::: Information provided :::
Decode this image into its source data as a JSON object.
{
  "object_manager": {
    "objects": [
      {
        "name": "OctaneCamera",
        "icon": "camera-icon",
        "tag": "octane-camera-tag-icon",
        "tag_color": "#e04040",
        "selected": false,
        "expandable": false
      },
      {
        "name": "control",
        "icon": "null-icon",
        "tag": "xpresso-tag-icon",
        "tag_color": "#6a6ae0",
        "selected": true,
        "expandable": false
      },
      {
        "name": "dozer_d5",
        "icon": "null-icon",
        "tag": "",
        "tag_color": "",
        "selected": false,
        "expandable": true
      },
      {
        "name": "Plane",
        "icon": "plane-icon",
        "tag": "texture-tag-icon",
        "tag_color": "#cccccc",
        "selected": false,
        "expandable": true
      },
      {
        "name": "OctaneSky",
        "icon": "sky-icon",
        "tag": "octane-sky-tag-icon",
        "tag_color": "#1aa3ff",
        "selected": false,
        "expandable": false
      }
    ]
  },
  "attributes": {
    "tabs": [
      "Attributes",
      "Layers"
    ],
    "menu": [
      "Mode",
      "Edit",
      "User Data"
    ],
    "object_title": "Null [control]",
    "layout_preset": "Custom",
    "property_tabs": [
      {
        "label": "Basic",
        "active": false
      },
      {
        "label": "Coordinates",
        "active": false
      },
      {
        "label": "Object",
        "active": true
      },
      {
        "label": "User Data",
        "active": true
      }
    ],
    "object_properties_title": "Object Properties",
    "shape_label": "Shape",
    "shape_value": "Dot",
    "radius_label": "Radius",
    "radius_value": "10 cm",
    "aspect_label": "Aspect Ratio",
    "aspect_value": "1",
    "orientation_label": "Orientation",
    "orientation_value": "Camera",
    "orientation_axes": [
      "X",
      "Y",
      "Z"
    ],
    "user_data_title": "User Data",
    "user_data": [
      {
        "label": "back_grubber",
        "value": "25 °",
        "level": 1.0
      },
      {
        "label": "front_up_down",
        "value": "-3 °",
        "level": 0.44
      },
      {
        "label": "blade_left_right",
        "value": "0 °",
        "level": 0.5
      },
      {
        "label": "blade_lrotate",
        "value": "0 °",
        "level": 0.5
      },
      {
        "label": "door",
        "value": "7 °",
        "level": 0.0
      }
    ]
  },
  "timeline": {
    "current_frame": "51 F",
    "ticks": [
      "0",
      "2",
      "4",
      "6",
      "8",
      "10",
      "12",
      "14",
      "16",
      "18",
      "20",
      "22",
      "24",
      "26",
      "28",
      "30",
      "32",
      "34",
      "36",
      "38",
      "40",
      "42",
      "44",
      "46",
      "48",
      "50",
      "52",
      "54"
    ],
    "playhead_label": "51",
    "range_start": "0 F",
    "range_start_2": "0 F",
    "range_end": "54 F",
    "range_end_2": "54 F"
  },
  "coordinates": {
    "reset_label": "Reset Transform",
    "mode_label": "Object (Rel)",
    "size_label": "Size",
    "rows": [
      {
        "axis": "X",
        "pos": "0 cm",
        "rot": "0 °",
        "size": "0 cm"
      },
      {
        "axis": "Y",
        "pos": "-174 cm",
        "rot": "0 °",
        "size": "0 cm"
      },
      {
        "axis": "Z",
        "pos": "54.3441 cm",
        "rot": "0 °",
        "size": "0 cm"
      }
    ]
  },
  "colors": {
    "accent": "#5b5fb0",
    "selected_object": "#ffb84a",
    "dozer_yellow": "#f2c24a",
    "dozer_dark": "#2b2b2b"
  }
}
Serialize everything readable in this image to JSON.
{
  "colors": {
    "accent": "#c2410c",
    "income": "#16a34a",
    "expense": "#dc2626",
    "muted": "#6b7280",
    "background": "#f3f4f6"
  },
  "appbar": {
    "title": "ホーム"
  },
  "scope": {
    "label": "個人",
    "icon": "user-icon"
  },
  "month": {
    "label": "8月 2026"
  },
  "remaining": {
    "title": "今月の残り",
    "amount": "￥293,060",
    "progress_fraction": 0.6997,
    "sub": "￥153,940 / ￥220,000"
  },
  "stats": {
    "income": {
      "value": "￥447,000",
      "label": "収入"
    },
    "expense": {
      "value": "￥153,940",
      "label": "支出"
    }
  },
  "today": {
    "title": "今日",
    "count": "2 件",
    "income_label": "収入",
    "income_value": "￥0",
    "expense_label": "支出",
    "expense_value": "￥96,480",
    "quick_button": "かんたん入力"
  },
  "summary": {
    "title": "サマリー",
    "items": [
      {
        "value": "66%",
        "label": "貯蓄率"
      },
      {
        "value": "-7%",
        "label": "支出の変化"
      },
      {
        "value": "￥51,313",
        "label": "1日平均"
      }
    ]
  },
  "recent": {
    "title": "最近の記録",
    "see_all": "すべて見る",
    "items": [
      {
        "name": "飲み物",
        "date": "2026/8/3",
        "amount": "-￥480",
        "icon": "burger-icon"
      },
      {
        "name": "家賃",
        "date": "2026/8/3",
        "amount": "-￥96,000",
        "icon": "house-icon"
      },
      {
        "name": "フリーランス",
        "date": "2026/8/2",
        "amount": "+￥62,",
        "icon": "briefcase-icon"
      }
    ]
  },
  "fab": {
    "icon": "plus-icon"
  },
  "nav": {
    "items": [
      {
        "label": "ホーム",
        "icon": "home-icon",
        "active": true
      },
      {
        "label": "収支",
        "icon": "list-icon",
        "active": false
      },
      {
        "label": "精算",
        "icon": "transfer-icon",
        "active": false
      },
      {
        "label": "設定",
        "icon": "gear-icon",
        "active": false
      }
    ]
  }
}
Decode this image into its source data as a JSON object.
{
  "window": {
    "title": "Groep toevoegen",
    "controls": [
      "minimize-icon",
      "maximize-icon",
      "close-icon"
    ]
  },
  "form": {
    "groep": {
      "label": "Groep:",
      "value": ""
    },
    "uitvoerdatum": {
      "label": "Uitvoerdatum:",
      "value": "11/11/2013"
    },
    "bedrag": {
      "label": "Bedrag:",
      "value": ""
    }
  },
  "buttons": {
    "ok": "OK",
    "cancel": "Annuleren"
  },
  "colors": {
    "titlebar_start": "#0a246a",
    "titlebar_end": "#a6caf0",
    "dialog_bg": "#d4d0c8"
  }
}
:::
Every entry should be output exactly as written, please.

Solution for this task:
Decode this image into its source data as a JSON object.
{
  "object_manager": {
    "objects": [
      {
        "name": "OctaneCamera",
        "icon": "camera-icon",
        "tag": "octane-camera-tag-icon",
        "tag_color": "#e04040",
        "selected": false,
        "expandable": false
      },
      {
        "name": "control",
        "icon": "null-icon",
        "tag": "xpresso-tag-icon",
        "tag_color": "#6a6ae0",
        "selected": true,
        "expandable": false
      },
      {
        "name": "dozer_d5",
        "icon": "null-icon",
        "tag": "",
        "tag_color": "",
        "selected": false,
        "expandable": true
      },
      {
        "name": "Plane",
        "icon": "plane-icon",
        "tag": "texture-tag-icon",
        "tag_color": "#cccccc",
        "selected": false,
        "expandable": true
      },
      {
        "name": "OctaneSky",
        "icon": "sky-icon",
        "tag": "octane-sky-tag-icon",
        "tag_color": "#1aa3ff",
        "selected": false,
        "expandable": false
      }
    ]
  },
  "attributes": {
    "tabs": [
      "Attributes",
      "Layers"
    ],
    "menu": [
      "Mode",
      "Edit",
      "User Data"
    ],
    "object_title": "Null [control]",
    "layout_preset": "Custom",
    "property_tabs": [
      {
        "label": "Basic",
        "active": false
      },
      {
        "label": "Coordinates",
        "active": false
      },
      {
        "label": "Object",
        "active": true
      },
      {
        "label": "User Data",
        "active": true
      }
    ],
    "object_properties_title": "Object Properties",
    "shape_label": "Shape",
    "shape_value": "Dot",
    "radius_label": "Radius",
    "radius_value": "10 cm",
    "aspect_label": "Aspect Ratio",
    "aspect_value": "1",
    "orientation_label": "Orientation",
    "orientation_value": "Camera",
    "orientation_axes": [
      "X",
      "Y",
      "Z"
    ],
    "user_data_title": "User Data",
    "user_data": [
      {
        "label": "back_grubber",
        "value": "25 °",
        "level": 1.0
      },
      {
        "label": "front_up_down",
        "value": "-3 °",
        "level": 0.44
      },
      {
        "label": "blade_left_right",
        "value": "0 °",
        "level": 0.5
      },
      {
        "label": "blade_lrotate",
        "value": "0 °",
        "level": 0.5
      },
      {
        "label": "door",
        "value": "7 °",
        "level": 0.0
      }
    ]
  },
  "timeline": {
    "current_frame": "51 F",
    "ticks": [
      "0",
      "2",
      "4",
      "6",
      "8",
      "10",
      "12",
      "14",
      "16",
      "18",
      "20",
      "22",
      "24",
      "26",
      "28",
      "30",
      "32",
      "34",
      "36",
      "38",
      "40",
      "42",
      "44",
      "46",
      "48",
      "50",
      "52",
      "54"
    ],
    "playhead_label": "51",
    "range_start": "0 F",
    "range_start_2": "0 F",
    "range_end": "54 F",
    "range_end_2": "54 F"
  },
  "coordinates": {
    "reset_label": "Reset Transform",
    "mode_label": "Object (Rel)",
    "size_label": "Size",
    "rows": [
      {
        "axis": "X",
        "pos": "0 cm",
        "rot": "0 °",
        "size": "0 cm"
      },
      {
        "axis": "Y",
        "pos": "-174 cm",
        "rot": "0 °",
        "size": "0 cm"
      },
      {
        "axis": "Z",
        "pos": "54.3441 cm",
        "rot": "0 °",
        "size": "0 cm"
      }
    ]
  },
  "colors": {
    "accent": "#5b5fb0",
    "selected_object": "#ffb84a",
    "dozer_yellow": "#f2c24a",
    "dozer_dark": "#2b2b2b"
  }
}
Serialize everything readable in this image to JSON.
{
  "colors": {
    "accent": "#c2410c",
    "income": "#16a34a",
    "expense": "#dc2626",
    "muted": "#6b7280",
    "background": "#f3f4f6"
  },
  "appbar": {
    "title": "ホーム"
  },
  "scope": {
    "label": "個人",
    "icon": "user-icon"
  },
  "month": {
    "label": "8月 2026"
  },
  "remaining": {
    "title": "今月の残り",
    "amount": "￥293,060",
    "progress_fraction": 0.6997,
    "sub": "￥153,940 / ￥220,000"
  },
  "stats": {
    "income": {
      "value": "￥447,000",
      "label": "収入"
    },
    "expense": {
      "value": "￥153,940",
      "label": "支出"
    }
  },
  "today": {
    "title": "今日",
    "count": "2 件",
    "income_label": "収入",
    "income_value": "￥0",
    "expense_label": "支出",
    "expense_value": "￥96,480",
    "quick_button": "かんたん入力"
  },
  "summary": {
    "title": "サマリー",
    "items": [
      {
        "value": "66%",
        "label": "貯蓄率"
      },
      {
        "value": "-7%",
        "label": "支出の変化"
      },
      {
        "value": "￥51,313",
        "label": "1日平均"
      }
    ]
  },
  "recent": {
    "title": "最近の記録",
    "see_all": "すべて見る",
    "items": [
      {
        "name": "飲み物",
        "date": "2026/8/3",
        "amount": "-￥480",
        "icon": "burger-icon"
      },
      {
        "name": "家賃",
        "date": "2026/8/3",
        "amount": "-￥96,000",
        "icon": "house-icon"
      },
      {
        "name": "フリーランス",
        "date": "2026/8/2",
        "amount": "+￥62,",
        "icon": "briefcase-icon"
      }
    ]
  },
  "fab": {
    "icon": "plus-icon"
  },
  "nav": {
    "items": [
      {
        "label": "ホーム",
        "icon": "home-icon",
        "active": true
      },
      {
        "label": "収支",
        "icon": "list-icon",
        "active": false
      },
      {
        "label": "精算",
        "icon": "transfer-icon",
        "active": false
      },
      {
        "label": "設定",
        "icon": "gear-icon",
        "active": false
      }
    ]
  }
}
Decode this image into its source data as a JSON object.
{
  "window": {
    "title": "Groep toevoegen",
    "controls": [
      "minimize-icon",
      "maximize-icon",
      "close-icon"
    ]
  },
  "form": {
    "groep": {
      "label": "Groep:",
      "value": ""
    },
    "uitvoerdatum": {
      "label": "Uitvoerdatum:",
      "value": "11/11/2013"
    },
    "bedrag": {
      "label": "Bedrag:",
      "value": ""
    }
  },
  "buttons": {
    "ok": "OK",
    "cancel": "Annuleren"
  },
  "colors": {
    "titlebar_start": "#0a246a",
    "titlebar_end": "#a6caf0",
    "dialog_bg": "#d4d0c8"
  }
}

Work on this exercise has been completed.